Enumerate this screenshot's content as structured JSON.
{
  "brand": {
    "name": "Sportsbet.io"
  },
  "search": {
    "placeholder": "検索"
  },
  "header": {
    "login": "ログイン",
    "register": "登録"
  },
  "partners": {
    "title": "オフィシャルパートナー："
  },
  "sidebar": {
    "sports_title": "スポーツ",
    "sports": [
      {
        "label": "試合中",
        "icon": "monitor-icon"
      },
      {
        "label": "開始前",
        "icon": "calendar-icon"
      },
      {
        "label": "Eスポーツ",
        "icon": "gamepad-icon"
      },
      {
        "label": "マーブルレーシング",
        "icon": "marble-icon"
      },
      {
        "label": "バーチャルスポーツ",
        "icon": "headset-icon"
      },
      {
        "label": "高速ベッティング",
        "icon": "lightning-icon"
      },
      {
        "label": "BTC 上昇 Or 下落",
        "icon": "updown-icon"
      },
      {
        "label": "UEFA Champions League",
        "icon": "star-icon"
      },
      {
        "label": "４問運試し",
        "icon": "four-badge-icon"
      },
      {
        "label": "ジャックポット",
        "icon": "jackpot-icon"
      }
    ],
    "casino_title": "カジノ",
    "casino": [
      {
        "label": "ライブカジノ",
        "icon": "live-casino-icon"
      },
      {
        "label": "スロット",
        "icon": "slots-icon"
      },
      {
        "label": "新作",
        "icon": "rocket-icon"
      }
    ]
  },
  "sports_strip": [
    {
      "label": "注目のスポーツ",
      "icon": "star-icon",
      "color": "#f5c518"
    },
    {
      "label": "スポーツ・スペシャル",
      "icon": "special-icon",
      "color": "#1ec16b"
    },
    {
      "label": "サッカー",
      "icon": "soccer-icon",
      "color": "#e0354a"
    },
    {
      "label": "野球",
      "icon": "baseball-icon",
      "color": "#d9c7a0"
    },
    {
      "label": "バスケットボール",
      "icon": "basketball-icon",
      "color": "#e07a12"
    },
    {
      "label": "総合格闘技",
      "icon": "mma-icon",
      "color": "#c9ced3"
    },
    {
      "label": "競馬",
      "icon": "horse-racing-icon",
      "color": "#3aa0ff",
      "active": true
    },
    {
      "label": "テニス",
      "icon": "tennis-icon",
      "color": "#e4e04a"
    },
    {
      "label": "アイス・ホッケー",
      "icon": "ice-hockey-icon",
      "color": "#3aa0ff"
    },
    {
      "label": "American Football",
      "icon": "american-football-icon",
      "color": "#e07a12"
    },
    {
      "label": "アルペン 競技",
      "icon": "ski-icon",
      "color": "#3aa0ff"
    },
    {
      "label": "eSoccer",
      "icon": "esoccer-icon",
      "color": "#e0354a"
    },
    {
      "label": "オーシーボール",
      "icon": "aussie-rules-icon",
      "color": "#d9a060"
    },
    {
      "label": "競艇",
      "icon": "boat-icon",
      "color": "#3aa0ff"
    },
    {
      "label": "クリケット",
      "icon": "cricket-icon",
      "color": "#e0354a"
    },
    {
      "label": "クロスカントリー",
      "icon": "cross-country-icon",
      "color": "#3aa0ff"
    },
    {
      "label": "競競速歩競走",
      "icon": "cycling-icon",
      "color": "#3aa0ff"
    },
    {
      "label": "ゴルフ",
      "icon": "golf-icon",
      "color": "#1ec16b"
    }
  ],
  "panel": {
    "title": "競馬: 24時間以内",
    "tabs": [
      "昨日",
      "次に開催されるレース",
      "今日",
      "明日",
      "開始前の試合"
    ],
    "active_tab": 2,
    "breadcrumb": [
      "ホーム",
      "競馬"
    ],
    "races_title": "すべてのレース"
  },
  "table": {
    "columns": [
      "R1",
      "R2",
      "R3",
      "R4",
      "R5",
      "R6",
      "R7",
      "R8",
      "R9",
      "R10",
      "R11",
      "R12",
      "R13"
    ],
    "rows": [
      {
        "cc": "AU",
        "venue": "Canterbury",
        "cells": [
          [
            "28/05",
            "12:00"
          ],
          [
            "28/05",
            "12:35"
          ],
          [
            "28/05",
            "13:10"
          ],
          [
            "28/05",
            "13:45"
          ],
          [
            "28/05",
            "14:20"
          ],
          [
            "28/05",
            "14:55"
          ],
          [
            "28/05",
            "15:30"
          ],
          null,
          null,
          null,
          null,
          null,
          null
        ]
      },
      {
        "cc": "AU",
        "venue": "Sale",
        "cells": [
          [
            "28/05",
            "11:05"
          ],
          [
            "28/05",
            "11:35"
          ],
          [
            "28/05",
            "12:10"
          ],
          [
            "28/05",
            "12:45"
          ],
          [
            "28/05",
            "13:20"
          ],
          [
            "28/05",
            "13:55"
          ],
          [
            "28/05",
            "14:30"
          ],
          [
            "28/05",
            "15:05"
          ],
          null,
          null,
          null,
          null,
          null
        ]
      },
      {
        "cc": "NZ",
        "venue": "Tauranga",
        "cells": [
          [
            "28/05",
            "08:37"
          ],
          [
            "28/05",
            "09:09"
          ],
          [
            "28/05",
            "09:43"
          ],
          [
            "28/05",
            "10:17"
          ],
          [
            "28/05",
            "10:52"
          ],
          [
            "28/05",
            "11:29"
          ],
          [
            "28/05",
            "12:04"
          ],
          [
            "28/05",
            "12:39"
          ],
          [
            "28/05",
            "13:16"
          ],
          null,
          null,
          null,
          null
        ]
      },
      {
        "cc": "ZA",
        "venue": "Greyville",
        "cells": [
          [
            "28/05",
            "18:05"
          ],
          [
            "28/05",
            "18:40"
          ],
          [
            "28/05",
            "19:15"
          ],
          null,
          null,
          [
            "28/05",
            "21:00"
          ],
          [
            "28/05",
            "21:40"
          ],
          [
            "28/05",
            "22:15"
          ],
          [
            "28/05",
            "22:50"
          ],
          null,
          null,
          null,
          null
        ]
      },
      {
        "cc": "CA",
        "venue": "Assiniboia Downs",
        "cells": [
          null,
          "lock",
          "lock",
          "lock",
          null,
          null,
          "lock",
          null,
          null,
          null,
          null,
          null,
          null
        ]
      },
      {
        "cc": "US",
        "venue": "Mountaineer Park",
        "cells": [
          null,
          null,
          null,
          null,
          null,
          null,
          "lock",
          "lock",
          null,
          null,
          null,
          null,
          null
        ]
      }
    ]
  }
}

▶ [Given request]: Quote all the records exactly, please, leaving none out.

▶ [Exercise result]:
Enumerate this screenshot's content as structured JSON.
{
  "brand": {
    "name": "Sportsbet.io"
  },
  "search": {
    "placeholder": "検索"
  },
  "header": {
    "login": "ログイン",
    "register": "登録"
  },
  "partners": {
    "title": "オフィシャルパートナー："
  },
  "sidebar": {
    "sports_title": "スポーツ",
    "sports": [
      {
        "label": "試合中",
        "icon": "monitor-icon"
      },
      {
        "label": "開始前",
        "icon": "calendar-icon"
      },
      {
        "label": "Eスポーツ",
        "icon": "gamepad-icon"
      },
      {
        "label": "マーブルレーシング",
        "icon": "marble-icon"
      },
      {
        "label": "バーチャルスポーツ",
        "icon": "headset-icon"
      },
      {
        "label": "高速ベッティング",
        "icon": "lightning-icon"
      },
      {
        "label": "BTC 上昇 Or 下落",
        "icon": "updown-icon"
      },
      {
        "label": "UEFA Champions League",
        "icon": "star-icon"
      },
      {
        "label": "４問運試し",
        "icon": "four-badge-icon"
      },
      {
        "label": "ジャックポット",
        "icon": "jackpot-icon"
      }
    ],
    "casino_title": "カジノ",
    "casino": [
      {
        "label": "ライブカジノ",
        "icon": "live-casino-icon"
      },
      {
        "label": "スロット",
        "icon": "slots-icon"
      },
      {
        "label": "新作",
        "icon": "rocket-icon"
      }
    ]
  },
  "sports_strip": [
    {
      "label": "注目のスポーツ",
      "icon": "star-icon",
      "color": "#f5c518"
    },
    {
      "label": "スポーツ・スペシャル",
      "icon": "special-icon",
      "color": "#1ec16b"
    },
    {
      "label": "サッカー",
      "icon": "soccer-icon",
      "color": "#e0354a"
    },
    {
      "label": "野球",
      "icon": "baseball-icon",
      "color": "#d9c7a0"
    },
    {
      "label": "バスケットボール",
      "icon": "basketball-icon",
      "color": "#e07a12"
    },
    {
      "label": "総合格闘技",
      "icon": "mma-icon",
      "color": "#c9ced3"
    },
    {
      "label": "競馬",
      "icon": "horse-racing-icon",
      "color": "#3aa0ff",
      "active": true
    },
    {
      "label": "テニス",
      "icon": "tennis-icon",
      "color": "#e4e04a"
    },
    {
      "label": "アイス・ホッケー",
      "icon": "ice-hockey-icon",
      "color": "#3aa0ff"
    },
    {
      "label": "American Football",
      "icon": "american-football-icon",
      "color": "#e07a12"
    },
    {
      "label": "アルペン 競技",
      "icon": "ski-icon",
      "color": "#3aa0ff"
    },
    {
      "label": "eSoccer",
      "icon": "esoccer-icon",
      "color": "#e0354a"
    },
    {
      "label": "オーシーボール",
      "icon": "aussie-rules-icon",
      "color": "#d9a060"
    },
    {
      "label": "競艇",
      "icon": "boat-icon",
      "color": "#3aa0ff"
    },
    {
      "label": "クリケット",
      "icon": "cricket-icon",
      "color": "#e0354a"
    },
    {
      "label": "クロスカントリー",
      "icon": "cross-country-icon",
      "color": "#3aa0ff"
    },
    {
      "label": "競競速歩競走",
      "icon": "cycling-icon",
      "color": "#3aa0ff"
    },
    {
      "label": "ゴルフ",
      "icon": "golf-icon",
      "color": "#1ec16b"
    }
  ],
  "panel": {
    "title": "競馬: 24時間以内",
    "tabs": [
      "昨日",
      "次に開催されるレース",
      "今日",
      "明日",
      "開始前の試合"
    ],
    "active_tab": 2,
    "breadcrumb": [
      "ホーム",
      "競馬"
    ],
    "races_title": "すべてのレース"
  },
  "table": {
    "columns": [
      "R1",
      "R2",
      "R3",
      "R4",
      "R5",
      "R6",
      "R7",
      "R8",
      "R9",
      "R10",
      "R11",
      "R12",
      "R13"
    ],
    "rows": [
      {
        "cc": "AU",
        "venue": "Canterbury",
        "cells": [
          [
            "28/05",
            "12:00"
          ],
          [
            "28/05",
            "12:35"
          ],
          [
            "28/05",
            "13:10"
          ],
          [
            "28/05",
            "13:45"
          ],
          [
            "28/05",
            "14:20"
          ],
          [
            "28/05",
            "14:55"
          ],
          [
            "28/05",
            "15:30"
          ],
          null,
          null,
          null,
          null,
          null,
          null
        ]
      },
      {
        "cc": "AU",
        "venue": "Sale",
        "cells": [
          [
            "28/05",
            "11:05"
          ],
          [
            "28/05",
            "11:35"
          ],
          [
            "28/05",
            "12:10"
          ],
          [
            "28/05",
            "12:45"
          ],
          [
            "28/05",
            "13:20"
          ],
          [
            "28/05",
            "13:55"
          ],
          [
            "28/05",
            "14:30"
          ],
          [
            "28/05",
            "15:05"
          ],
          null,
          null,
          null,
          null,
          null
        ]
      },
      {
        "cc": "NZ",
        "venue": "Tauranga",
        "cells": [
          [
            "28/05",
            "08:37"
          ],
          [
            "28/05",
            "09:09"
          ],
          [
            "28/05",
            "09:43"
          ],
          [
            "28/05",
            "10:17"
          ],
          [
            "28/05",
            "10:52"
          ],
          [
            "28/05",
            "11:29"
          ],
          [
            "28/05",
            "12:04"
          ],
          [
            "28/05",
            "12:39"
          ],
          [
            "28/05",
            "13:16"
          ],
          null,
          null,
          null,
          null
        ]
      },
      {
        "cc": "ZA",
        "venue": "Greyville",
        "cells": [
          [
            "28/05",
            "18:05"
          ],
          [
            "28/05",
            "18:40"
          ],
          [
            "28/05",
            "19:15"
          ],
          null,
          null,
          [
            "28/05",
            "21:00"
          ],
          [
            "28/05",
            "21:40"
          ],
          [
            "28/05",
            "22:15"
          ],
          [
            "28/05",
            "22:50"
          ],
          null,
          null,
          null,
          null
        ]
      },
      {
        "cc": "CA",
        "venue": "Assiniboia Downs",
        "cells": [
          null,
          "lock",
          "lock",
          "lock",
          null,
          null,
          "lock",
          null,
          null,
          null,
          null,
          null,
          null
        ]
      },
      {
        "cc": "US",
        "venue": "Mountaineer Park",
        "cells": [
          null,
          null,
          null,
          null,
          null,
          null,
          "lock",
          "lock",
          null,
          null,
          null,
          null,
          null
        ]
      }
    ]
  }
}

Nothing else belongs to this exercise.